(Collection entries)
◇ ◇ ◇ ◇
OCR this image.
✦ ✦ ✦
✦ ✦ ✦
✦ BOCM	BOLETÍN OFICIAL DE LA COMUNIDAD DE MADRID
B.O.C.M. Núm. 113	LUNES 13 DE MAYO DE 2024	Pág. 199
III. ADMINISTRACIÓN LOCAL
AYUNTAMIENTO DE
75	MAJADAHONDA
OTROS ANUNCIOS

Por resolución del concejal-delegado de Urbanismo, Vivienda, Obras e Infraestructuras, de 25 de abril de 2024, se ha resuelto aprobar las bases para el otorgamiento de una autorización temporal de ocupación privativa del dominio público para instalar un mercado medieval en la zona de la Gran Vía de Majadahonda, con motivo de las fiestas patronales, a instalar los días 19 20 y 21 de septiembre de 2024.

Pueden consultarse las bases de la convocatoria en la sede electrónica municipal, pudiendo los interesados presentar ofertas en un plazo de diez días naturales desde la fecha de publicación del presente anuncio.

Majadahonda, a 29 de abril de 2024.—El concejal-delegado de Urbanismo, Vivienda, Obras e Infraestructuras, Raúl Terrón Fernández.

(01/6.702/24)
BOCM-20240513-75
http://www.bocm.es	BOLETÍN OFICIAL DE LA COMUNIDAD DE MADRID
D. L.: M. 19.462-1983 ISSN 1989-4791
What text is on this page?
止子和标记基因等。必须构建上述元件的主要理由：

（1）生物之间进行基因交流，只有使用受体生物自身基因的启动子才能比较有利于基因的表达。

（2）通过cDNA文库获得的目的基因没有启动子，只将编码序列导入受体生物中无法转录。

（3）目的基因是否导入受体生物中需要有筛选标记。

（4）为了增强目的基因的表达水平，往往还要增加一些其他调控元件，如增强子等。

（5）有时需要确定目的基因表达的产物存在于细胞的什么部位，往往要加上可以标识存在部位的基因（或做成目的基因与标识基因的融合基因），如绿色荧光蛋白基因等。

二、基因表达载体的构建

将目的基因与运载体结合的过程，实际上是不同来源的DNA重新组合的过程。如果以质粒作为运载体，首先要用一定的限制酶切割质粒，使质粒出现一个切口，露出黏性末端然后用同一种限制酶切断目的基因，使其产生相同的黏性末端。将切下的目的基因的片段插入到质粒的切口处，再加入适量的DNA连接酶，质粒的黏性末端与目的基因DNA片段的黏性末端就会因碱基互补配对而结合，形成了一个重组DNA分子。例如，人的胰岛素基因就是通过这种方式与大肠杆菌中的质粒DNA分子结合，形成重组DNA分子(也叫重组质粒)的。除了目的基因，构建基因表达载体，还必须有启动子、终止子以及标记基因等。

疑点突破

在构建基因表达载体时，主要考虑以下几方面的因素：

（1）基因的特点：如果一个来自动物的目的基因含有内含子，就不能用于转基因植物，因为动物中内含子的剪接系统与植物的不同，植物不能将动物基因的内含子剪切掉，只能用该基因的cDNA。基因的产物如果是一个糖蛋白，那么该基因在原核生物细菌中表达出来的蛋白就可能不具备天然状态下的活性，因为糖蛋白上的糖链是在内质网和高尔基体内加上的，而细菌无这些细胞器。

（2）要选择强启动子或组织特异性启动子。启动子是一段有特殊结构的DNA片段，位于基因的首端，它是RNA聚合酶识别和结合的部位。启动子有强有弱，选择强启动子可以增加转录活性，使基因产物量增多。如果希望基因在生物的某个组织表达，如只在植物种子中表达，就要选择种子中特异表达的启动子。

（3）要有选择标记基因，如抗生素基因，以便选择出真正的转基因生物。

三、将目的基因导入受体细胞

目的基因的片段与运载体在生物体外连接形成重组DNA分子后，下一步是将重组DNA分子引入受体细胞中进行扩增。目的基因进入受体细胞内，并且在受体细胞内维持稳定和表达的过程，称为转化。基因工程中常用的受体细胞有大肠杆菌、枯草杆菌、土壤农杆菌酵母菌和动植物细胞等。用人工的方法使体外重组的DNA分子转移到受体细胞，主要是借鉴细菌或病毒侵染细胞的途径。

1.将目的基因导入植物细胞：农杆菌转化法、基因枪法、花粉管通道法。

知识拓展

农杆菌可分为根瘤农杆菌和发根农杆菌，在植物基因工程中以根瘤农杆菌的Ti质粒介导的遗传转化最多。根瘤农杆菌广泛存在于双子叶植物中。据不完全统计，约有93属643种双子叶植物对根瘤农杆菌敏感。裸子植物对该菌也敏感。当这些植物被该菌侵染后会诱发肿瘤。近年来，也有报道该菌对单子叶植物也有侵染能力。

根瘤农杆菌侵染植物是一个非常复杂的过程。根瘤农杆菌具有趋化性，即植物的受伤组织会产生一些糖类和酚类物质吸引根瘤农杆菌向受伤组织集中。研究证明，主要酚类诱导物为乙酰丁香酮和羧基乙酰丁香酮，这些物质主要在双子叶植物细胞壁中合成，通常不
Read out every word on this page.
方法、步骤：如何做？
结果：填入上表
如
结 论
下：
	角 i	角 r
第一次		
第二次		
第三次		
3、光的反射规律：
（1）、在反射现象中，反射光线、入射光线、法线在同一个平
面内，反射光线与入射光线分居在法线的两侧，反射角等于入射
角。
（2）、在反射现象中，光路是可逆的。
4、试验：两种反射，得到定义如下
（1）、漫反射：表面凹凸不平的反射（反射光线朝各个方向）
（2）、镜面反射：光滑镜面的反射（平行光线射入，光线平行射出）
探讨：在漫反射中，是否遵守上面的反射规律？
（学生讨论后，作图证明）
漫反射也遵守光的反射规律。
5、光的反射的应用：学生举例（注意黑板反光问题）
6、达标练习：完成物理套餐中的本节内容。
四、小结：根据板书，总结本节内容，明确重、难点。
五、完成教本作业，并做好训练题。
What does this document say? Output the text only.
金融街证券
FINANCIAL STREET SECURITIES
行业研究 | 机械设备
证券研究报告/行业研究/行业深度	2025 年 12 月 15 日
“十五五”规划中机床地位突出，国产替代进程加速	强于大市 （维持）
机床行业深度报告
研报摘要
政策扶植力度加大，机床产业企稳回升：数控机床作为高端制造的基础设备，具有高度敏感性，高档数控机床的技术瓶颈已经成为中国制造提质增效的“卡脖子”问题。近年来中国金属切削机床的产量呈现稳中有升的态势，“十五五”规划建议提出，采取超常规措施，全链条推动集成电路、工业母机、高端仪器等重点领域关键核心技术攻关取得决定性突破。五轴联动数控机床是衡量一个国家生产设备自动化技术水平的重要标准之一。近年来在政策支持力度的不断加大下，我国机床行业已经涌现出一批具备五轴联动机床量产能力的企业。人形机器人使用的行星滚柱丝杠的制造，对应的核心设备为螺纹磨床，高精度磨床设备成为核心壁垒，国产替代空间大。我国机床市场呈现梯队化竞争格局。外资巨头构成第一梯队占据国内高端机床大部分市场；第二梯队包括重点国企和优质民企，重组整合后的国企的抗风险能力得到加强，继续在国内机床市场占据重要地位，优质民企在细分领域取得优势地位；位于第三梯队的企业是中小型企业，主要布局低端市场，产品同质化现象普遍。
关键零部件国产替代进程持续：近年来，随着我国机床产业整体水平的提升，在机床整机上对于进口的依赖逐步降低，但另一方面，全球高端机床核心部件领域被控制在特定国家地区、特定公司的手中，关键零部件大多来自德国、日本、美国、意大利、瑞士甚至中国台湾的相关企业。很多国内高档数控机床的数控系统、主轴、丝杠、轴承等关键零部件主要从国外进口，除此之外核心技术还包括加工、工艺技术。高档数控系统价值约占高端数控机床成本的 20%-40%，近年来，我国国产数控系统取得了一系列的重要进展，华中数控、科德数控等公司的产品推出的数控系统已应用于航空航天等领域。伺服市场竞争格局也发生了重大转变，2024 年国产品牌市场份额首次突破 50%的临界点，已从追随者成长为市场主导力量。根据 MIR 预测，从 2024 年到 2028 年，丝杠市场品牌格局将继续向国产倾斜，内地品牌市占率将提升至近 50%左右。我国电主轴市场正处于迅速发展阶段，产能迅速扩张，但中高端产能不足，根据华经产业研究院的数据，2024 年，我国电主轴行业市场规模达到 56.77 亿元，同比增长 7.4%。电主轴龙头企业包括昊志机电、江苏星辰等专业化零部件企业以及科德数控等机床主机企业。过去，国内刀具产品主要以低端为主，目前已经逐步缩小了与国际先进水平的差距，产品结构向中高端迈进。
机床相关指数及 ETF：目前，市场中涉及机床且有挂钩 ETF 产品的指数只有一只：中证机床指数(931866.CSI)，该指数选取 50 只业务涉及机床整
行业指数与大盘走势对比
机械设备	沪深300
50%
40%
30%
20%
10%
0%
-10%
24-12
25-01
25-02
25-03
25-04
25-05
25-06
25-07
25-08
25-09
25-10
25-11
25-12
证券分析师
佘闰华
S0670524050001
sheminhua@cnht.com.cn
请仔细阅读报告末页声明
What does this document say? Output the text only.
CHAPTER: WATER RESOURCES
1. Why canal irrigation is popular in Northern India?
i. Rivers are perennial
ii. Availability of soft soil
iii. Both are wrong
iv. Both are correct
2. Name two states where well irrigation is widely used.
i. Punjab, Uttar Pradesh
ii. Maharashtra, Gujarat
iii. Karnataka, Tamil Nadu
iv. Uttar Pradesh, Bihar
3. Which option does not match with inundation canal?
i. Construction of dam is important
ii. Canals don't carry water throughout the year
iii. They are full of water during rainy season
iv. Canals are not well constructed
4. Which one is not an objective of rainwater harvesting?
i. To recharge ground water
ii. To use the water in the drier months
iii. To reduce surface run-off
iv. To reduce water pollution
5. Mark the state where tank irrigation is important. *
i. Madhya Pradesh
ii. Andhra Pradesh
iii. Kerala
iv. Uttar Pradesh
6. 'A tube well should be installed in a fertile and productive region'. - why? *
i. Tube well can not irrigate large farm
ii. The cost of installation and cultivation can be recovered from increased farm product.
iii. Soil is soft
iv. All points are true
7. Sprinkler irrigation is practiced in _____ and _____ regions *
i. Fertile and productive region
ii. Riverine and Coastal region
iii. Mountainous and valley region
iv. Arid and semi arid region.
◇ ◇ ◇ ◇
WHAT YOU ARE ASKED TO DO:
Scan the records for the string "irrigation". Copy each line in which it appears.

IN RESPONSE:
1. Why canal irrigation is popular in Northern India?
2. Name two states where well irrigation is widely used.
5. Mark the state where tank irrigation is important. *
7. Sprinkler irrigation is practiced in _____ and _____ regions *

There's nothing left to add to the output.